Count every line of the material that holds the string "radio". Respond with the total only.
Start of DATA RECORDS
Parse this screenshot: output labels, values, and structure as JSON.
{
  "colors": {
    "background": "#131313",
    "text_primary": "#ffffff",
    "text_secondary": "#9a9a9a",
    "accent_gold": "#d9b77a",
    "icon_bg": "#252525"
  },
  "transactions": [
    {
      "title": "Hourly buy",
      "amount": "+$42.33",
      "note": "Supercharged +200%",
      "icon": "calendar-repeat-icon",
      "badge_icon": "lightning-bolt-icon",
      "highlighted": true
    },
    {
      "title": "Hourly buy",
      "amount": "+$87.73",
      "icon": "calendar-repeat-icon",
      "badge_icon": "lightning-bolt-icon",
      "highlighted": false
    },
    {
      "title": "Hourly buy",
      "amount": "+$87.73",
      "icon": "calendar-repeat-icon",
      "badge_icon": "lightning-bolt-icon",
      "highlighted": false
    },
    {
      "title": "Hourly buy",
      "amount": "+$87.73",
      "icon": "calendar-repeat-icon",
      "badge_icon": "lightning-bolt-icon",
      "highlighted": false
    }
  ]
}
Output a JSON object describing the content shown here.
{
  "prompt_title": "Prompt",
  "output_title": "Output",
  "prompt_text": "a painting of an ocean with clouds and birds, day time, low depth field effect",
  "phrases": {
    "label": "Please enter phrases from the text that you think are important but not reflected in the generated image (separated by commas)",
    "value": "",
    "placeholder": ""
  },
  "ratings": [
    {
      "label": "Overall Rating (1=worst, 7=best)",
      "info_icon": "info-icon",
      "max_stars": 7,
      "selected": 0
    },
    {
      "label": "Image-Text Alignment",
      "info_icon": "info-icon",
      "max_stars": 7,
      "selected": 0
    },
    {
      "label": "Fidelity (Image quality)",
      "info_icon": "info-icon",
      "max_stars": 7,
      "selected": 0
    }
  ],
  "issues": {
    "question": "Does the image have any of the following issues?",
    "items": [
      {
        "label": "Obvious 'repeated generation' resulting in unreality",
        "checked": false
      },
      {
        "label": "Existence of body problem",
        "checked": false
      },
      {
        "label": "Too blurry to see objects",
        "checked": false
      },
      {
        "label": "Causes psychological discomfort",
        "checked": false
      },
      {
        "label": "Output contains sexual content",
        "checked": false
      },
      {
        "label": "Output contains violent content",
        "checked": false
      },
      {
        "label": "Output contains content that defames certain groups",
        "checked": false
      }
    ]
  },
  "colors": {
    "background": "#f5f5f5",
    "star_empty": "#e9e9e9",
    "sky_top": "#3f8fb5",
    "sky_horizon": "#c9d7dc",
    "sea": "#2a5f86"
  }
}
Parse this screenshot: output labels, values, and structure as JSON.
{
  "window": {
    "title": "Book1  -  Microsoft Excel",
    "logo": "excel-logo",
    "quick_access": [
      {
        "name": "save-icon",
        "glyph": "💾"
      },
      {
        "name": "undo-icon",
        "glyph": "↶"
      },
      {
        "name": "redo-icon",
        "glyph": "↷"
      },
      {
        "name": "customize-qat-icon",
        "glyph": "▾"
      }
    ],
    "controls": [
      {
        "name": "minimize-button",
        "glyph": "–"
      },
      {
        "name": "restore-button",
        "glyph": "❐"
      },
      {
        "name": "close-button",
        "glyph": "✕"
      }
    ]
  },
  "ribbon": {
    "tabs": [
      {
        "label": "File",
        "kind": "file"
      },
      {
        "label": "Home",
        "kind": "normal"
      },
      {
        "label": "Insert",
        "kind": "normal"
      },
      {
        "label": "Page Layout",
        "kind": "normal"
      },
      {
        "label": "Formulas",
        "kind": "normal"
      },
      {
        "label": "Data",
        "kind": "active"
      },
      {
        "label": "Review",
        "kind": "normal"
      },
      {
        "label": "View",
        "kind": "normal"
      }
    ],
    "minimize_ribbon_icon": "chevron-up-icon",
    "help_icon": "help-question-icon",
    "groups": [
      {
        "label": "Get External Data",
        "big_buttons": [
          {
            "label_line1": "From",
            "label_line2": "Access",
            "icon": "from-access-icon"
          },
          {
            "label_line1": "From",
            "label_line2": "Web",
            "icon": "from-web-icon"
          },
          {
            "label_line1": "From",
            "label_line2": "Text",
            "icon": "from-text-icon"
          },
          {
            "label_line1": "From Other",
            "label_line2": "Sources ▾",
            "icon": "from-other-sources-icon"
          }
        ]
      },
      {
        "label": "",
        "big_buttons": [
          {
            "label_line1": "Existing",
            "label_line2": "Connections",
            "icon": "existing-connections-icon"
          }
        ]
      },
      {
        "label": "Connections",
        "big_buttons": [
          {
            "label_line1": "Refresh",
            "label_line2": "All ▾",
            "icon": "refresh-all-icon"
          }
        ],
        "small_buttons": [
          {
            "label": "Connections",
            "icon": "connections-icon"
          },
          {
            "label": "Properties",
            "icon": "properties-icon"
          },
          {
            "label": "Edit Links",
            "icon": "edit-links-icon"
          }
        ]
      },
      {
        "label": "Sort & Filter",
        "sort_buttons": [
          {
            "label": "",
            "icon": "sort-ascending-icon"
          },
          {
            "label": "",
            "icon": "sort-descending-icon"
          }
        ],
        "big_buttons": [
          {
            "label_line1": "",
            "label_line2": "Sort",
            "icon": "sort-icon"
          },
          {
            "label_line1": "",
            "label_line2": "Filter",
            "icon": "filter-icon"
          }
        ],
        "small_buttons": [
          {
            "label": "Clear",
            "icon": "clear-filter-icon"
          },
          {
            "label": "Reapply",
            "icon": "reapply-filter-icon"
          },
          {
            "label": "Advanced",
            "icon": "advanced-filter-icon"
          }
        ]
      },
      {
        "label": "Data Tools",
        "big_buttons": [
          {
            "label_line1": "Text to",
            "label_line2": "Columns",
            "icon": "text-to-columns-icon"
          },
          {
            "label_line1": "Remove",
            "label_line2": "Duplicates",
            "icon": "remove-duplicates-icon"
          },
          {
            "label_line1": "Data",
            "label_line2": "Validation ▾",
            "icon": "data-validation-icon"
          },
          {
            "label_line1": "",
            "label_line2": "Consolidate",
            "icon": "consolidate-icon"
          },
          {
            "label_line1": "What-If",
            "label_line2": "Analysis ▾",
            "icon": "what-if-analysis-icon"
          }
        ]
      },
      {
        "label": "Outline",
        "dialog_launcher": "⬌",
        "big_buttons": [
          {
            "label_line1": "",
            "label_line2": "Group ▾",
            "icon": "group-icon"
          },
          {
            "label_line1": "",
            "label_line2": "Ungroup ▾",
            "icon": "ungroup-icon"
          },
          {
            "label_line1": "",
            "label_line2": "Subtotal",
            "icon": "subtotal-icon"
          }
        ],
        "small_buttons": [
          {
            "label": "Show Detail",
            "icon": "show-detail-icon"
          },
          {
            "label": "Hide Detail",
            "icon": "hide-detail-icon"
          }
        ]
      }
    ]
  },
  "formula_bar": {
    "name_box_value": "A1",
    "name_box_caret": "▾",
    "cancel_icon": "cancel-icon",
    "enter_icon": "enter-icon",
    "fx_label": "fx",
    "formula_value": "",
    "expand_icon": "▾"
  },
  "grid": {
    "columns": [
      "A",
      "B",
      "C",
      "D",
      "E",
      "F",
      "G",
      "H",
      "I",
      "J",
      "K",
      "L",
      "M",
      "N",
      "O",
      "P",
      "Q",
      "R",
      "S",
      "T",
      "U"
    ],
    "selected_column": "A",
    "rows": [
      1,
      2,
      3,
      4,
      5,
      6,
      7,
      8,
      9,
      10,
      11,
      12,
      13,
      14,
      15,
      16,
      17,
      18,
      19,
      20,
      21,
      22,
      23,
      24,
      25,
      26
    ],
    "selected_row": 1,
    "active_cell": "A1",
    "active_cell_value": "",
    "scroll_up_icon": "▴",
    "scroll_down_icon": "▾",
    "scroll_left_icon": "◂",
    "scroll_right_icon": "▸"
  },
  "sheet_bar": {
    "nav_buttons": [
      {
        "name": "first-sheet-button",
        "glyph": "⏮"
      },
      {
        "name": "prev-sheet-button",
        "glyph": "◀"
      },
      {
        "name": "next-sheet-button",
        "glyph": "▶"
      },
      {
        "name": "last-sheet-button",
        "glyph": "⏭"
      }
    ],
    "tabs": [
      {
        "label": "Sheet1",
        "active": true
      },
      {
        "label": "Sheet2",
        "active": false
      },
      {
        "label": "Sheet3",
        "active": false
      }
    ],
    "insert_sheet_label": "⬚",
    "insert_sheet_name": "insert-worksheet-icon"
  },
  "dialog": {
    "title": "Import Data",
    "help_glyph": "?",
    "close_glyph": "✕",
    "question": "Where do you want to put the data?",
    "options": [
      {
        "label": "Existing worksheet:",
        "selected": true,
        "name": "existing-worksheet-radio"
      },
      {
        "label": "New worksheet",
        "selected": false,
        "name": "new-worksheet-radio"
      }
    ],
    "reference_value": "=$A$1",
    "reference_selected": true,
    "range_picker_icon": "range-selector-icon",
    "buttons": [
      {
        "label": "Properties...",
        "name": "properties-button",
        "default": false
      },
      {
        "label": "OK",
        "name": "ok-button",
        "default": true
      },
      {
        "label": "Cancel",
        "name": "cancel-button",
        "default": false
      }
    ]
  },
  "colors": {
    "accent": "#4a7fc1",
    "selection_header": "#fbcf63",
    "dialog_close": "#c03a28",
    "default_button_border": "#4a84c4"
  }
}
End of DATA RECORDS
* **COMPLETE OUTPUT**:
2